▶ **What is expected**
Type out all the records word for word. Any pictures are to be left out.

[Source records]
## Start

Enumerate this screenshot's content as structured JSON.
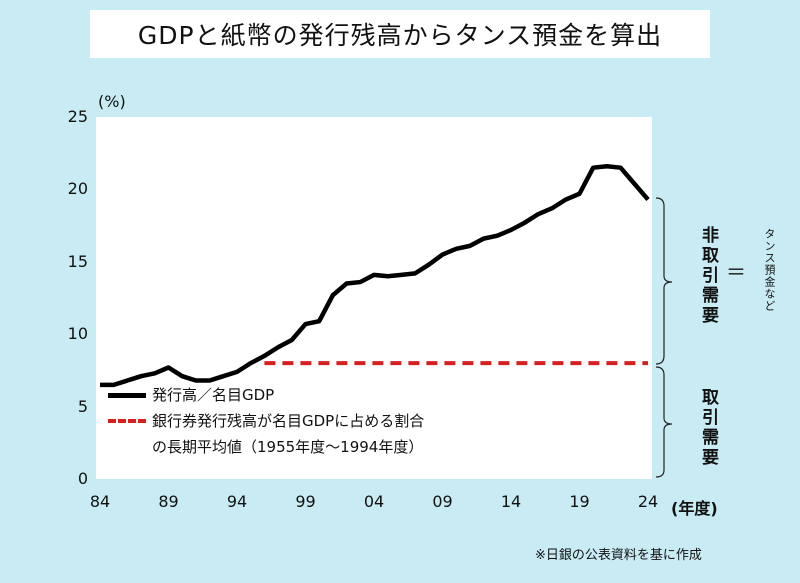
{
  "chart_data": {
    "type": "line",
    "title": "GDPと紙幣の発行残高からタンス預金を算出",
    "ylabel": "(%)",
    "xlabel": "(年度)",
    "ylim": [
      0,
      25
    ],
    "xlim": [
      1984,
      2024
    ],
    "y_ticks": [
      "0",
      "5",
      "10",
      "15",
      "20",
      "25"
    ],
    "x_ticks": [
      "84",
      "89",
      "94",
      "99",
      "04",
      "09",
      "14",
      "19",
      "24"
    ],
    "x_tick_years": [
      1984,
      1989,
      1994,
      1999,
      2004,
      2009,
      2014,
      2019,
      2024
    ],
    "series": [
      {
        "name": "発行高／名目GDP",
        "color": "#000000",
        "x": [
          1984,
          1985,
          1986,
          1987,
          1988,
          1989,
          1990,
          1991,
          1992,
          1993,
          1994,
          1995,
          1996,
          1997,
          1998,
          1999,
          2000,
          2001,
          2002,
          2003,
          2004,
          2005,
          2006,
          2007,
          2008,
          2009,
          2010,
          2011,
          2012,
          2013,
          2014,
          2015,
          2016,
          2017,
          2018,
          2019,
          2020,
          2021,
          2022,
          2023,
          2024
        ],
        "y": [
          6.5,
          6.5,
          6.8,
          7.1,
          7.3,
          7.7,
          7.1,
          6.8,
          6.8,
          7.1,
          7.4,
          8.0,
          8.5,
          9.1,
          9.6,
          10.7,
          10.9,
          12.7,
          13.5,
          13.6,
          14.1,
          14.0,
          14.1,
          14.2,
          14.8,
          15.5,
          15.9,
          16.1,
          16.6,
          16.8,
          17.2,
          17.7,
          18.3,
          18.7,
          19.3,
          19.7,
          21.5,
          21.6,
          21.5,
          20.4,
          19.3
        ]
      },
      {
        "name": "銀行券発行残高が名目GDPに占める割合",
        "name_line2": "の長期平均値（1955年度～1994年度）",
        "color": "#d62020",
        "x": [
          1996,
          2024
        ],
        "y": [
          8.0,
          8.0
        ]
      }
    ],
    "annotations": {
      "upper_label": "非取引需要",
      "equals": "＝",
      "upper_side": "タンス預金など",
      "lower_label": "取引需要"
    },
    "note": "※日銀の公表資料を基に作成",
    "legend_position": "lower-left"
  }
}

## End

▶ **Exercise output**
Enumerate this screenshot's content as structured JSON.
{
  "chart_data": {
    "type": "line",
    "title": "GDPと紙幣の発行残高からタンス預金を算出",
    "ylabel": "(%)",
    "xlabel": "(年度)",
    "ylim": [
      0,
      25
    ],
    "xlim": [
      1984,
      2024
    ],
    "y_ticks": [
      "0",
      "5",
      "10",
      "15",
      "20",
      "25"
    ],
    "x_ticks": [
      "84",
      "89",
      "94",
      "99",
      "04",
      "09",
      "14",
      "19",
      "24"
    ],
    "x_tick_years": [
      1984,
      1989,
      1994,
      1999,
      2004,
      2009,
      2014,
      2019,
      2024
    ],
    "series": [
      {
        "name": "発行高／名目GDP",
        "color": "#000000",
        "x": [
          1984,
          1985,
          1986,
          1987,
          1988,
          1989,
          1990,
          1991,
          1992,
          1993,
          1994,
          1995,
          1996,
          1997,
          1998,
          1999,
          2000,
          2001,
          2002,
          2003,
          2004,
          2005,
          2006,
          2007,
          2008,
          2009,
          2010,
          2011,
          2012,
          2013,
          2014,
          2015,
          2016,
          2017,
          2018,
          2019,
          2020,
          2021,
          2022,
          2023,
          2024
        ],
        "y": [
          6.5,
          6.5,
          6.8,
          7.1,
          7.3,
          7.7,
          7.1,
          6.8,
          6.8,
          7.1,
          7.4,
          8.0,
          8.5,
          9.1,
          9.6,
          10.7,
          10.9,
          12.7,
          13.5,
          13.6,
          14.1,
          14.0,
          14.1,
          14.2,
          14.8,
          15.5,
          15.9,
          16.1,
          16.6,
          16.8,
          17.2,
          17.7,
          18.3,
          18.7,
          19.3,
          19.7,
          21.5,
          21.6,
          21.5,
          20.4,
          19.3
        ]
      },
      {
        "name": "銀行券発行残高が名目GDPに占める割合",
        "name_line2": "の長期平均値（1955年度～1994年度）",
        "color": "#d62020",
        "x": [
          1996,
          2024
        ],
        "y": [
          8.0,
          8.0
        ]
      }
    ],
    "annotations": {
      "upper_label": "非取引需要",
      "equals": "＝",
      "upper_side": "タンス預金など",
      "lower_label": "取引需要"
    },
    "note": "※日銀の公表資料を基に作成",
    "legend_position": "lower-left"
  }
}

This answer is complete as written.